• [Exercise goal]: Repeat the listing that follows, character for character, minus the pictures.

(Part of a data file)

——

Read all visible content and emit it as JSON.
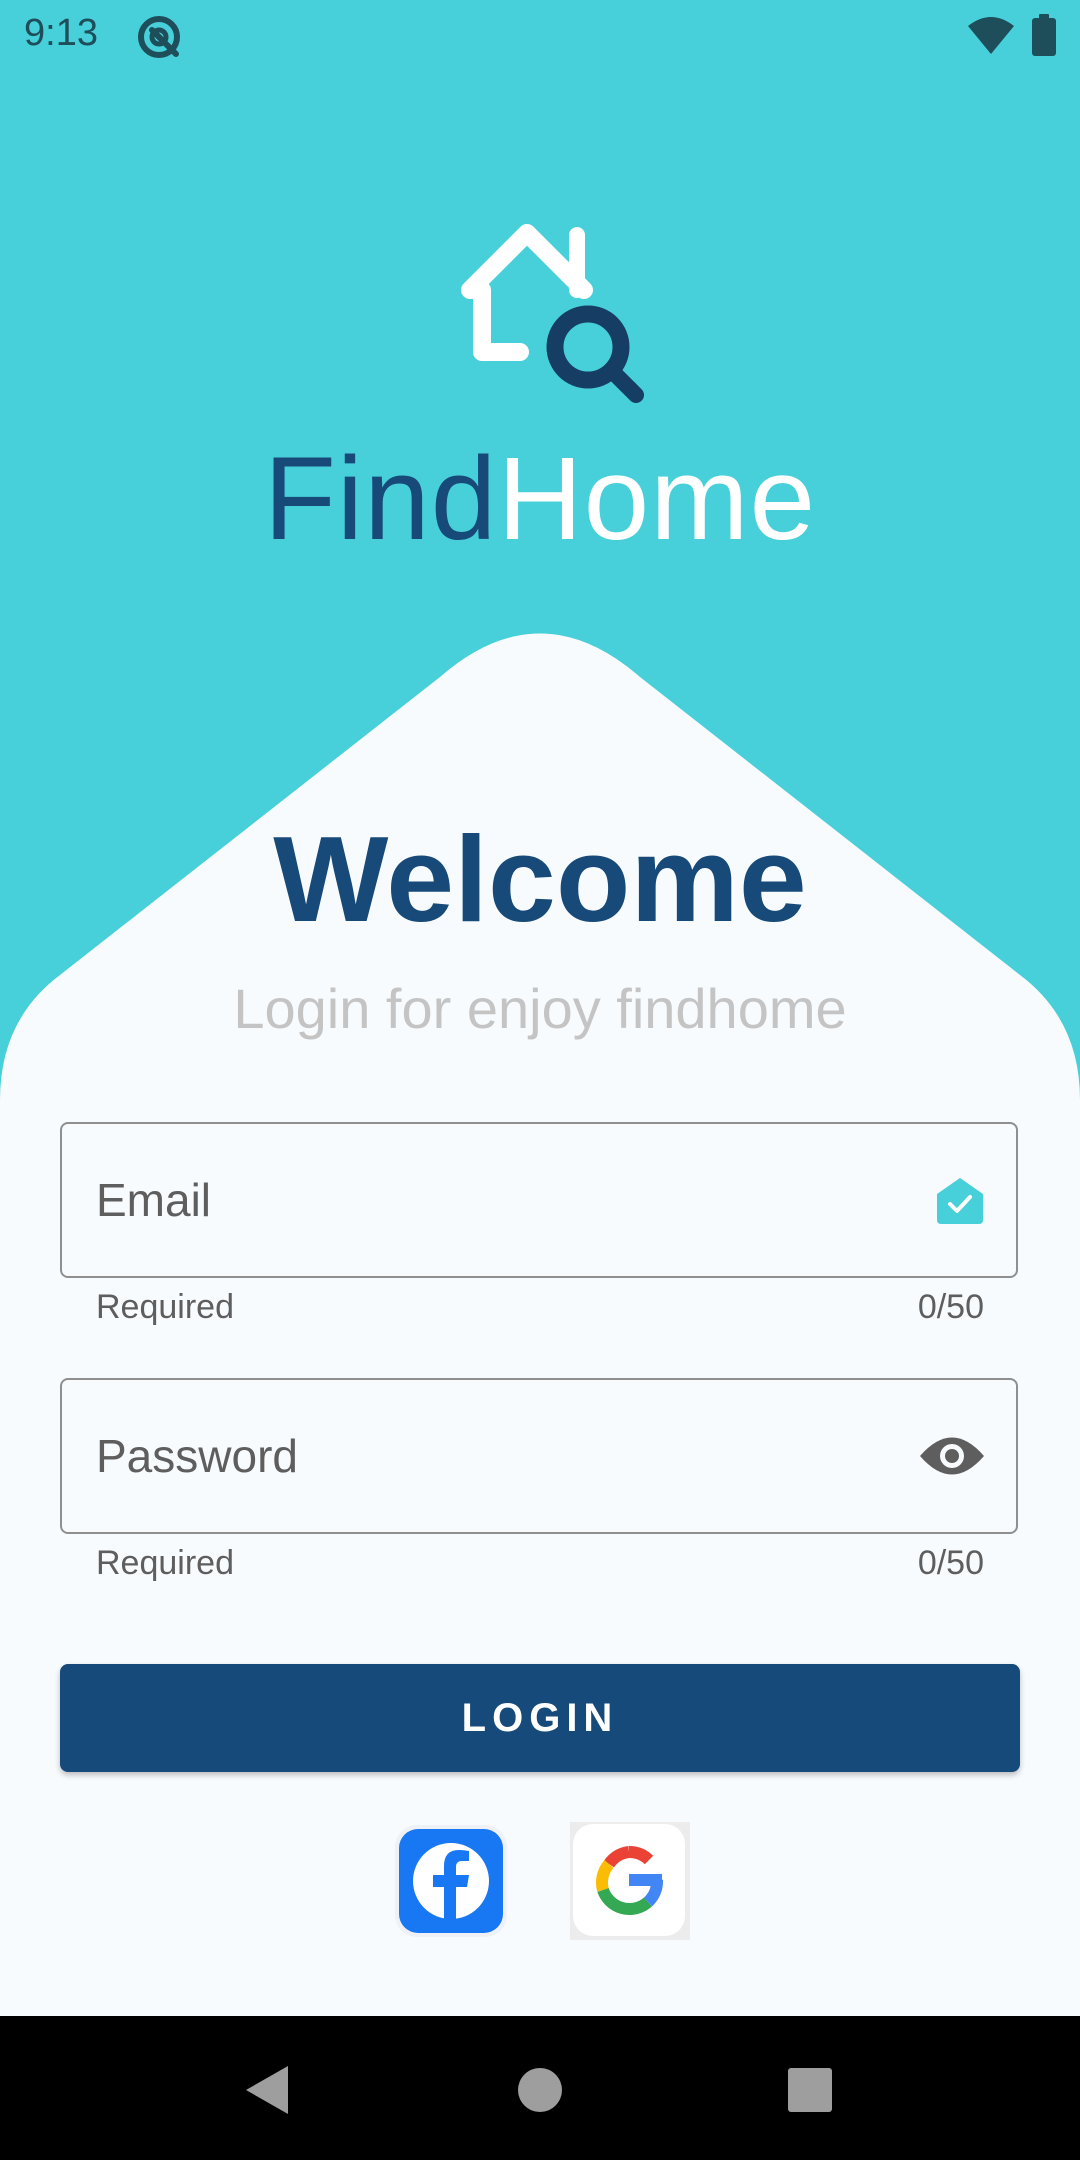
{
  "status_bar": {
    "time": "9:13"
  },
  "app": {
    "brand_part_1": "Find",
    "brand_part_2": "Home"
  },
  "welcome": {
    "title": "Welcome",
    "subtitle": "Login for enjoy findhome"
  },
  "form": {
    "email": {
      "placeholder": "Email",
      "helper": "Required",
      "counter": "0/50",
      "trailing_icon": "email-check-icon"
    },
    "password": {
      "placeholder": "Password",
      "helper": "Required",
      "counter": "0/50",
      "trailing_icon": "eye-icon"
    },
    "login_label": "LOGIN"
  },
  "social": [
    "facebook-icon",
    "google-icon"
  ],
  "colors": {
    "background": "#47D0D9",
    "primary": "#174A79",
    "card": "#F8FBFE",
    "subtitle": "#C4C4C4"
  }
}
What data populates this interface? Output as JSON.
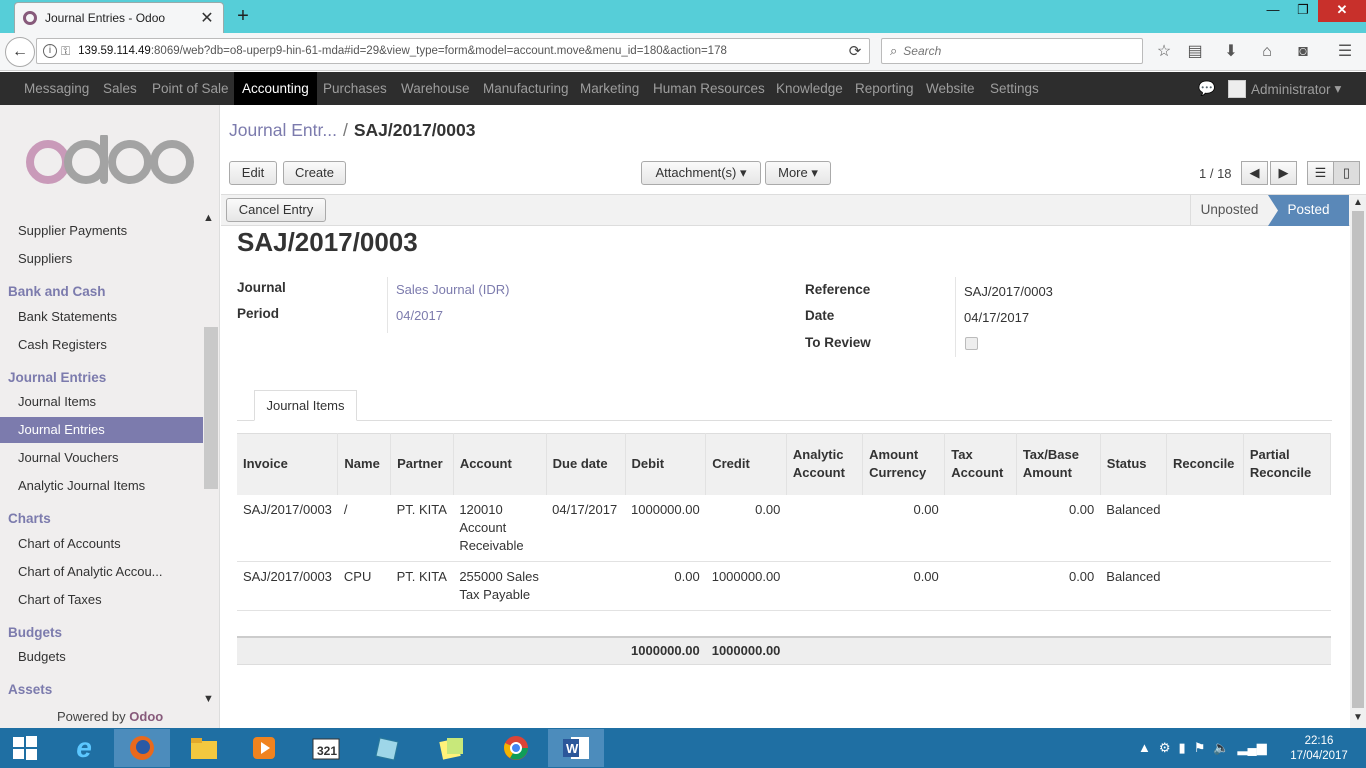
{
  "browser": {
    "tab_title": "Journal Entries - Odoo",
    "url_host": "139.59.114.49",
    "url_rest": ":8069/web?db=o8-uperp9-hin-61-mda#id=29&view_type=form&model=account.move&menu_id=180&action=178",
    "search_placeholder": "Search"
  },
  "topmenu": {
    "items": [
      "Messaging",
      "Sales",
      "Point of Sale",
      "Accounting",
      "Purchases",
      "Warehouse",
      "Manufacturing",
      "Marketing",
      "Human Resources",
      "Knowledge",
      "Reporting",
      "Website",
      "Settings"
    ],
    "active": "Accounting",
    "user": "Administrator"
  },
  "sidebar": {
    "items": [
      {
        "type": "item",
        "label": "Supplier Payments"
      },
      {
        "type": "item",
        "label": "Suppliers"
      },
      {
        "type": "group",
        "label": "Bank and Cash"
      },
      {
        "type": "item",
        "label": "Bank Statements"
      },
      {
        "type": "item",
        "label": "Cash Registers"
      },
      {
        "type": "group",
        "label": "Journal Entries"
      },
      {
        "type": "item",
        "label": "Journal Items"
      },
      {
        "type": "item",
        "label": "Journal Entries",
        "selected": true
      },
      {
        "type": "item",
        "label": "Journal Vouchers"
      },
      {
        "type": "item",
        "label": "Analytic Journal Items"
      },
      {
        "type": "group",
        "label": "Charts"
      },
      {
        "type": "item",
        "label": "Chart of Accounts"
      },
      {
        "type": "item",
        "label": "Chart of Analytic Accou..."
      },
      {
        "type": "item",
        "label": "Chart of Taxes"
      },
      {
        "type": "group",
        "label": "Budgets"
      },
      {
        "type": "item",
        "label": "Budgets"
      },
      {
        "type": "group",
        "label": "Assets"
      }
    ],
    "powered_prefix": "Powered by ",
    "powered_brand": "Odoo"
  },
  "breadcrumb": {
    "parent": "Journal Entr...",
    "current": "SAJ/2017/0003"
  },
  "buttons": {
    "edit": "Edit",
    "create": "Create",
    "attachments": "Attachment(s) ▾",
    "more": "More ▾",
    "cancel_entry": "Cancel Entry"
  },
  "pager": {
    "text": "1 / 18"
  },
  "status": {
    "unposted": "Unposted",
    "posted": "Posted"
  },
  "form": {
    "title": "SAJ/2017/0003",
    "journal_label": "Journal",
    "journal_value": "Sales Journal (IDR)",
    "period_label": "Period",
    "period_value": "04/2017",
    "reference_label": "Reference",
    "reference_value": "SAJ/2017/0003",
    "date_label": "Date",
    "date_value": "04/17/2017",
    "to_review_label": "To Review"
  },
  "tab": {
    "journal_items": "Journal Items"
  },
  "table": {
    "headers": [
      "Invoice",
      "Name",
      "Partner",
      "Account",
      "Due date",
      "Debit",
      "Credit",
      "Analytic Account",
      "Amount Currency",
      "Tax Account",
      "Tax/Base Amount",
      "Status",
      "Reconcile",
      "Partial Reconcile"
    ],
    "rows": [
      [
        "SAJ/2017/0003",
        "/",
        "PT. KITA",
        "120010 Account Receivable",
        "04/17/2017",
        "1000000.00",
        "0.00",
        "",
        "0.00",
        "",
        "0.00",
        "Balanced",
        "",
        ""
      ],
      [
        "SAJ/2017/0003",
        "CPU",
        "PT. KITA",
        "255000 Sales Tax Payable",
        "",
        "0.00",
        "1000000.00",
        "",
        "0.00",
        "",
        "0.00",
        "Balanced",
        "",
        ""
      ]
    ],
    "total_debit": "1000000.00",
    "total_credit": "1000000.00"
  },
  "taskbar": {
    "time": "22:16",
    "date": "17/04/2017"
  }
}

——

• [Result]:
Read all visible content and emit it as JSON.
{
  "status_bar": {
    "time": "9:13"
  },
  "app": {
    "brand_part_1": "Find",
    "brand_part_2": "Home"
  },
  "welcome": {
    "title": "Welcome",
    "subtitle": "Login for enjoy findhome"
  },
  "form": {
    "email": {
      "placeholder": "Email",
      "helper": "Required",
      "counter": "0/50",
      "trailing_icon": "email-check-icon"
    },
    "password": {
      "placeholder": "Password",
      "helper": "Required",
      "counter": "0/50",
      "trailing_icon": "eye-icon"
    },
    "login_label": "LOGIN"
  },
  "social": [
    "facebook-icon",
    "google-icon"
  ],
  "colors": {
    "background": "#47D0D9",
    "primary": "#174A79",
    "card": "#F8FBFE",
    "subtitle": "#C4C4C4"
  }
}
What data populates this interface? Output as JSON.
{
  "browser": {
    "tab_title": "Journal Entries - Odoo",
    "url_host": "139.59.114.49",
    "url_rest": ":8069/web?db=o8-uperp9-hin-61-mda#id=29&view_type=form&model=account.move&menu_id=180&action=178",
    "search_placeholder": "Search"
  },
  "topmenu": {
    "items": [
      "Messaging",
      "Sales",
      "Point of Sale",
      "Accounting",
      "Purchases",
      "Warehouse",
      "Manufacturing",
      "Marketing",
      "Human Resources",
      "Knowledge",
      "Reporting",
      "Website",
      "Settings"
    ],
    "active": "Accounting",
    "user": "Administrator"
  },
  "sidebar": {
    "items": [
      {
        "type": "item",
        "label": "Supplier Payments"
      },
      {
        "type": "item",
        "label": "Suppliers"
      },
      {
        "type": "group",
        "label": "Bank and Cash"
      },
      {
        "type": "item",
        "label": "Bank Statements"
      },
      {
        "type": "item",
        "label": "Cash Registers"
      },
      {
        "type": "group",
        "label": "Journal Entries"
      },
      {
        "type": "item",
        "label": "Journal Items"
      },
      {
        "type": "item",
        "label": "Journal Entries",
        "selected": true
      },
      {
        "type": "item",
        "label": "Journal Vouchers"
      },
      {
        "type": "item",
        "label": "Analytic Journal Items"
      },
      {
        "type": "group",
        "label": "Charts"
      },
      {
        "type": "item",
        "label": "Chart of Accounts"
      },
      {
        "type": "item",
        "label": "Chart of Analytic Accou..."
      },
      {
        "type": "item",
        "label": "Chart of Taxes"
      },
      {
        "type": "group",
        "label": "Budgets"
      },
      {
        "type": "item",
        "label": "Budgets"
      },
      {
        "type": "group",
        "label": "Assets"
      }
    ],
    "powered_prefix": "Powered by ",
    "powered_brand": "Odoo"
  },
  "breadcrumb": {
    "parent": "Journal Entr...",
    "current": "SAJ/2017/0003"
  },
  "buttons": {
    "edit": "Edit",
    "create": "Create",
    "attachments": "Attachment(s) ▾",
    "more": "More ▾",
    "cancel_entry": "Cancel Entry"
  },
  "pager": {
    "text": "1 / 18"
  },
  "status": {
    "unposted": "Unposted",
    "posted": "Posted"
  },
  "form": {
    "title": "SAJ/2017/0003",
    "journal_label": "Journal",
    "journal_value": "Sales Journal (IDR)",
    "period_label": "Period",
    "period_value": "04/2017",
    "reference_label": "Reference",
    "reference_value": "SAJ/2017/0003",
    "date_label": "Date",
    "date_value": "04/17/2017",
    "to_review_label": "To Review"
  },
  "tab": {
    "journal_items": "Journal Items"
  },
  "table": {
    "headers": [
      "Invoice",
      "Name",
      "Partner",
      "Account",
      "Due date",
      "Debit",
      "Credit",
      "Analytic Account",
      "Amount Currency",
      "Tax Account",
      "Tax/Base Amount",
      "Status",
      "Reconcile",
      "Partial Reconcile"
    ],
    "rows": [
      [
        "SAJ/2017/0003",
        "/",
        "PT. KITA",
        "120010 Account Receivable",
        "04/17/2017",
        "1000000.00",
        "0.00",
        "",
        "0.00",
        "",
        "0.00",
        "Balanced",
        "",
        ""
      ],
      [
        "SAJ/2017/0003",
        "CPU",
        "PT. KITA",
        "255000 Sales Tax Payable",
        "",
        "0.00",
        "1000000.00",
        "",
        "0.00",
        "",
        "0.00",
        "Balanced",
        "",
        ""
      ]
    ],
    "total_debit": "1000000.00",
    "total_credit": "1000000.00"
  },
  "taskbar": {
    "time": "22:16",
    "date": "17/04/2017"
  }
}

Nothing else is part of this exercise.